Dataset entries on figures:
╭──

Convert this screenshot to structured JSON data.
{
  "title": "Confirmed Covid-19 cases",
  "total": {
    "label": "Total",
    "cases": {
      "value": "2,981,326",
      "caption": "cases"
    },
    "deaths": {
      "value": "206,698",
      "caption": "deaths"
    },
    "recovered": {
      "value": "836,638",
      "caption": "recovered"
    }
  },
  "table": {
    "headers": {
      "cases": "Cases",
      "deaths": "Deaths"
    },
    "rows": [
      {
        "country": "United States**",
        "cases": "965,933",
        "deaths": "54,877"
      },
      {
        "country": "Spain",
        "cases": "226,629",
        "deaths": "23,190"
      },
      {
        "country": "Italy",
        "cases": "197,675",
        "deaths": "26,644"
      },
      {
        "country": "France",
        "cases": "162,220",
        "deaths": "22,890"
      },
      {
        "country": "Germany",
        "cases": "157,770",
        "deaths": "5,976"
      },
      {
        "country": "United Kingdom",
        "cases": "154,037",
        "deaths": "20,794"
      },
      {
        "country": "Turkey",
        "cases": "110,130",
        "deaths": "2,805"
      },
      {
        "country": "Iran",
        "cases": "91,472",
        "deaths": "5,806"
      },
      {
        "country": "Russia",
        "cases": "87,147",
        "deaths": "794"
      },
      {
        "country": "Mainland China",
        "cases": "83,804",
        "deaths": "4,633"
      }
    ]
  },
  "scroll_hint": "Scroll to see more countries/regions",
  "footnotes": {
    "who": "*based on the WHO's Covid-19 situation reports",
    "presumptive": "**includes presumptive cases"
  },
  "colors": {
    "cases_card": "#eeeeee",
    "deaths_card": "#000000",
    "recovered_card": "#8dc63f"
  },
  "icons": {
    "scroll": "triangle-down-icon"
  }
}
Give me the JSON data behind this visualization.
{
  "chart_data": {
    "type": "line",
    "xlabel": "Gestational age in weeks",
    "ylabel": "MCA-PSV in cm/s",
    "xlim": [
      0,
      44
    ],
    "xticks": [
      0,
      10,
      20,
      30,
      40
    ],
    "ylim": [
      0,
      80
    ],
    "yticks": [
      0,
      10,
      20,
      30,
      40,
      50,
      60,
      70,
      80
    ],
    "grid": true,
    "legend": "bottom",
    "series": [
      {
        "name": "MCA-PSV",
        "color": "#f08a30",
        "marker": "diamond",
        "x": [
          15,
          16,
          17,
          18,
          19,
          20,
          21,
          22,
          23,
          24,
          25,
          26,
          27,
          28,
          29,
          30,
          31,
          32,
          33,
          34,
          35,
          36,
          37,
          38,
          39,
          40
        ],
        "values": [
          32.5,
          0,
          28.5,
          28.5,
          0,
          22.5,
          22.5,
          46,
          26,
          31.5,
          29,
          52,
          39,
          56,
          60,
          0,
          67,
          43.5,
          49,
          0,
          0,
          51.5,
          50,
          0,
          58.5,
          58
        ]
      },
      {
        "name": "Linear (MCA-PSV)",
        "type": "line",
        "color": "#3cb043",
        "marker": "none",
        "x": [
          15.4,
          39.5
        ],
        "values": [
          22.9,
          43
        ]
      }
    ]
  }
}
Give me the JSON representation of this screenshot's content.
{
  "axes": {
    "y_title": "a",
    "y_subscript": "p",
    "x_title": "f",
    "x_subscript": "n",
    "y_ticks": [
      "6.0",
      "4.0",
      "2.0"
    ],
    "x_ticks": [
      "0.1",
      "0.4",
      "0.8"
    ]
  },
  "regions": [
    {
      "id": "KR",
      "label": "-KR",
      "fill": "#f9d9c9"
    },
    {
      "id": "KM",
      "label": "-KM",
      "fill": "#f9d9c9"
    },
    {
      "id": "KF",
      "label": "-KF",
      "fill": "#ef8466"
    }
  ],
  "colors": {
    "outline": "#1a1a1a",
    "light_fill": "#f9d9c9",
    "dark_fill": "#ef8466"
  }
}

╰──

## Problem:
Give back the whole listing exactly as it reads.

## Result below:
Convert this screenshot to structured JSON data.
{
  "title": "Confirmed Covid-19 cases",
  "total": {
    "label": "Total",
    "cases": {
      "value": "2,981,326",
      "caption": "cases"
    },
    "deaths": {
      "value": "206,698",
      "caption": "deaths"
    },
    "recovered": {
      "value": "836,638",
      "caption": "recovered"
    }
  },
  "table": {
    "headers": {
      "cases": "Cases",
      "deaths": "Deaths"
    },
    "rows": [
      {
        "country": "United States**",
        "cases": "965,933",
        "deaths": "54,877"
      },
      {
        "country": "Spain",
        "cases": "226,629",
        "deaths": "23,190"
      },
      {
        "country": "Italy",
        "cases": "197,675",
        "deaths": "26,644"
      },
      {
        "country": "France",
        "cases": "162,220",
        "deaths": "22,890"
      },
      {
        "country": "Germany",
        "cases": "157,770",
        "deaths": "5,976"
      },
      {
        "country": "United Kingdom",
        "cases": "154,037",
        "deaths": "20,794"
      },
      {
        "country": "Turkey",
        "cases": "110,130",
        "deaths": "2,805"
      },
      {
        "country": "Iran",
        "cases": "91,472",
        "deaths": "5,806"
      },
      {
        "country": "Russia",
        "cases": "87,147",
        "deaths": "794"
      },
      {
        "country": "Mainland China",
        "cases": "83,804",
        "deaths": "4,633"
      }
    ]
  },
  "scroll_hint": "Scroll to see more countries/regions",
  "footnotes": {
    "who": "*based on the WHO's Covid-19 situation reports",
    "presumptive": "**includes presumptive cases"
  },
  "colors": {
    "cases_card": "#eeeeee",
    "deaths_card": "#000000",
    "recovered_card": "#8dc63f"
  },
  "icons": {
    "scroll": "triangle-down-icon"
  }
}
Give me the JSON data behind this visualization.
{
  "chart_data": {
    "type": "line",
    "xlabel": "Gestational age in weeks",
    "ylabel": "MCA-PSV in cm/s",
    "xlim": [
      0,
      44
    ],
    "xticks": [
      0,
      10,
      20,
      30,
      40
    ],
    "ylim": [
      0,
      80
    ],
    "yticks": [
      0,
      10,
      20,
      30,
      40,
      50,
      60,
      70,
      80
    ],
    "grid": true,
    "legend": "bottom",
    "series": [
      {
        "name": "MCA-PSV",
        "color": "#f08a30",
        "marker": "diamond",
        "x": [
          15,
          16,
          17,
          18,
          19,
          20,
          21,
          22,
          23,
          24,
          25,
          26,
          27,
          28,
          29,
          30,
          31,
          32,
          33,
          34,
          35,
          36,
          37,
          38,
          39,
          40
        ],
        "values": [
          32.5,
          0,
          28.5,
          28.5,
          0,
          22.5,
          22.5,
          46,
          26,
          31.5,
          29,
          52,
          39,
          56,
          60,
          0,
          67,
          43.5,
          49,
          0,
          0,
          51.5,
          50,
          0,
          58.5,
          58
        ]
      },
      {
        "name": "Linear (MCA-PSV)",
        "type": "line",
        "color": "#3cb043",
        "marker": "none",
        "x": [
          15.4,
          39.5
        ],
        "values": [
          22.9,
          43
        ]
      }
    ]
  }
}
Give me the JSON representation of this screenshot's content.
{
  "axes": {
    "y_title": "a",
    "y_subscript": "p",
    "x_title": "f",
    "x_subscript": "n",
    "y_ticks": [
      "6.0",
      "4.0",
      "2.0"
    ],
    "x_ticks": [
      "0.1",
      "0.4",
      "0.8"
    ]
  },
  "regions": [
    {
      "id": "KR",
      "label": "-KR",
      "fill": "#f9d9c9"
    },
    {
      "id": "KM",
      "label": "-KM",
      "fill": "#f9d9c9"
    },
    {
      "id": "KF",
      "label": "-KF",
      "fill": "#ef8466"
    }
  ],
  "colors": {
    "outline": "#1a1a1a",
    "light_fill": "#f9d9c9",
    "dark_fill": "#ef8466"
  }
}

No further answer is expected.